Collection entries
--- start ---

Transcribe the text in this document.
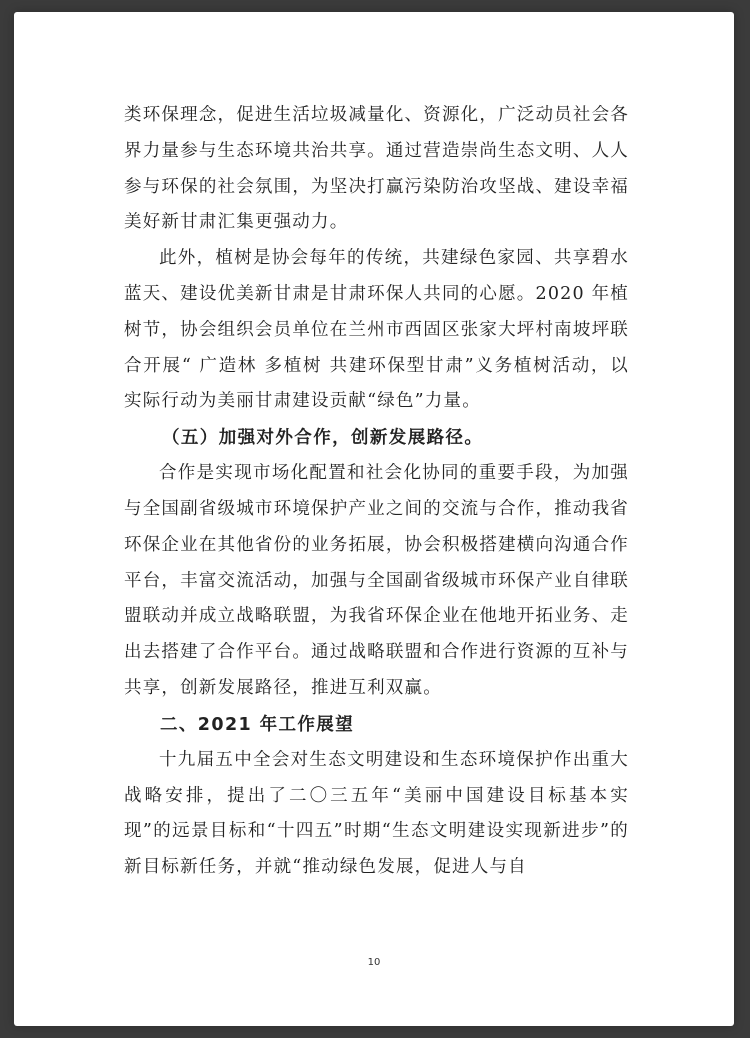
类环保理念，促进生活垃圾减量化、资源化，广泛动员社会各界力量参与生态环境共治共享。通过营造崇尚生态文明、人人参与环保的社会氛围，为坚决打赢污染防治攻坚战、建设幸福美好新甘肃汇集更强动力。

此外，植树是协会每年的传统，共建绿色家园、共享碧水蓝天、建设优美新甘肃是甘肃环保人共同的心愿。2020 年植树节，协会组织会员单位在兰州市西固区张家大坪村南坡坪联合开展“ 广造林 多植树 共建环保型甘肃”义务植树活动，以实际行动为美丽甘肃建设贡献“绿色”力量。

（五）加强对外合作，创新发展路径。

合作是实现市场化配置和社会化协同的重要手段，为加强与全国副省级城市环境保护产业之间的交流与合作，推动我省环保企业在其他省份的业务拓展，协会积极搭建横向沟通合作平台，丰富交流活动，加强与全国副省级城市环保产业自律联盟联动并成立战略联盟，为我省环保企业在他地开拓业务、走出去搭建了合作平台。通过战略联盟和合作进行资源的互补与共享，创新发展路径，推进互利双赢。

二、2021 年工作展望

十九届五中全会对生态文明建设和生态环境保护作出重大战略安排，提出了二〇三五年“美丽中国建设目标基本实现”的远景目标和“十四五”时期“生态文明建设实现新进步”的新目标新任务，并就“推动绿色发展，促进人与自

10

--- end ---
--- start ---

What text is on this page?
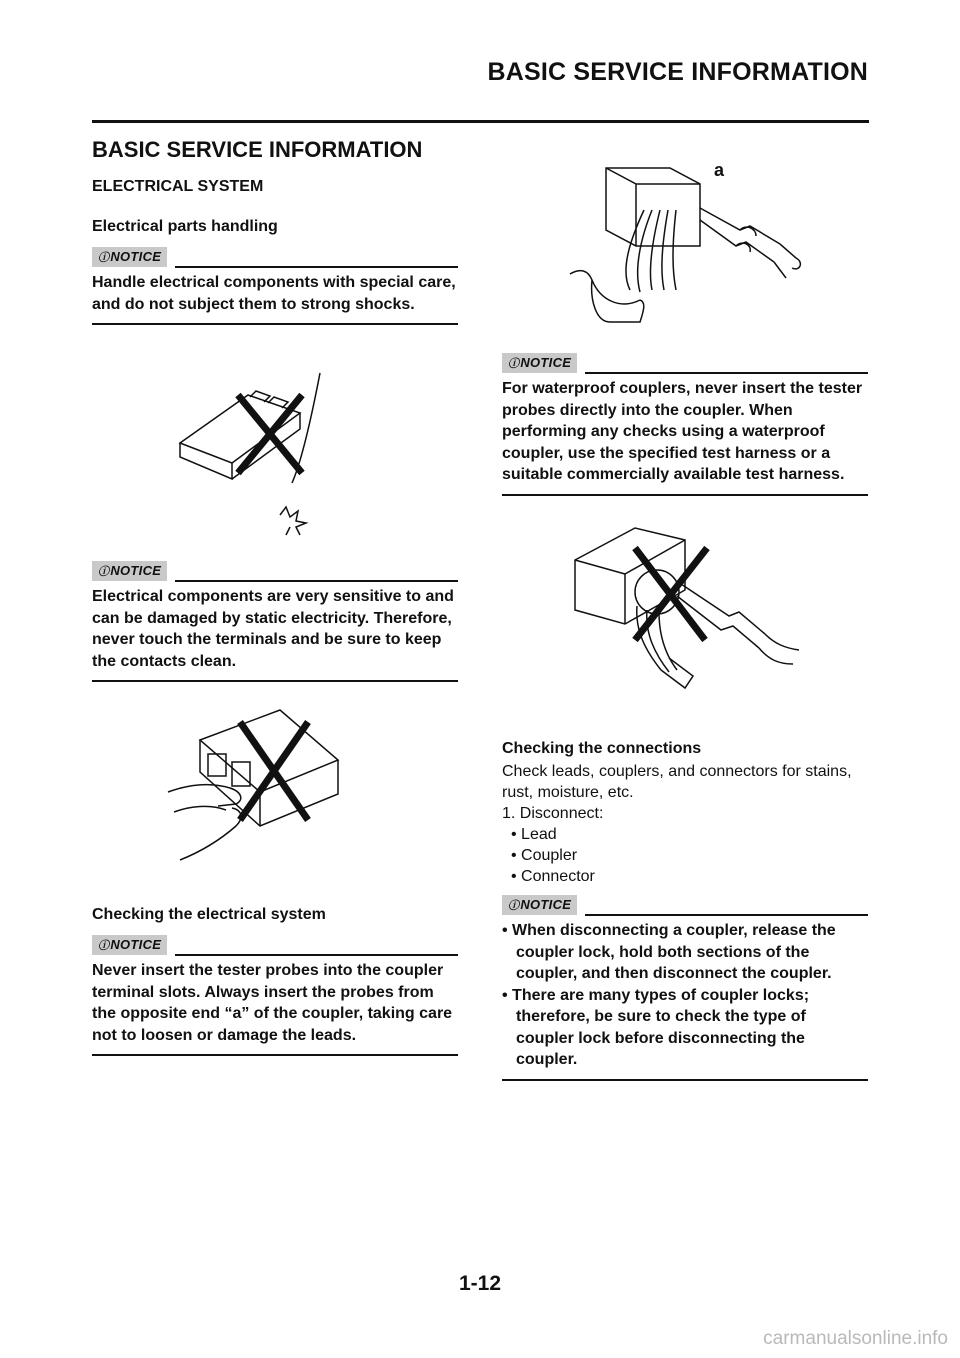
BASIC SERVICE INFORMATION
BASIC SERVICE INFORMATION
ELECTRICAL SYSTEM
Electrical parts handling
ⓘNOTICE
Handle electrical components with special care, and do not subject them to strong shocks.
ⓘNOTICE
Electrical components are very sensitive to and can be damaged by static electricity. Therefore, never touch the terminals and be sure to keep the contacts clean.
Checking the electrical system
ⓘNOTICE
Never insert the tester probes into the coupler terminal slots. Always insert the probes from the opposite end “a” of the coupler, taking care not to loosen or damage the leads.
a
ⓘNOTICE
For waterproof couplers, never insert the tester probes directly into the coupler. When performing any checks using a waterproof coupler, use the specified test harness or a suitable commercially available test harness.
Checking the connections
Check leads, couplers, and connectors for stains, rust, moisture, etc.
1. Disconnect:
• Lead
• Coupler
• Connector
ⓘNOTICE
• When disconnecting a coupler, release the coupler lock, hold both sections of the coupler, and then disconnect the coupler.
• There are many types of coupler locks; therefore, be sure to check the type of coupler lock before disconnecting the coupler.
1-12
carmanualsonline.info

--- end ---

__Instructions to follow__:
Look through the entries above for the word "disconnecting". Copy every line where it shows up.

__Correct answer__:
• When disconnecting a coupler, release the coupler lock, hold both sections of the coupler, and then disconnect the coupler.
• There are many types of coupler locks; therefore, be sure to check the type of coupler lock before disconnecting the coupler.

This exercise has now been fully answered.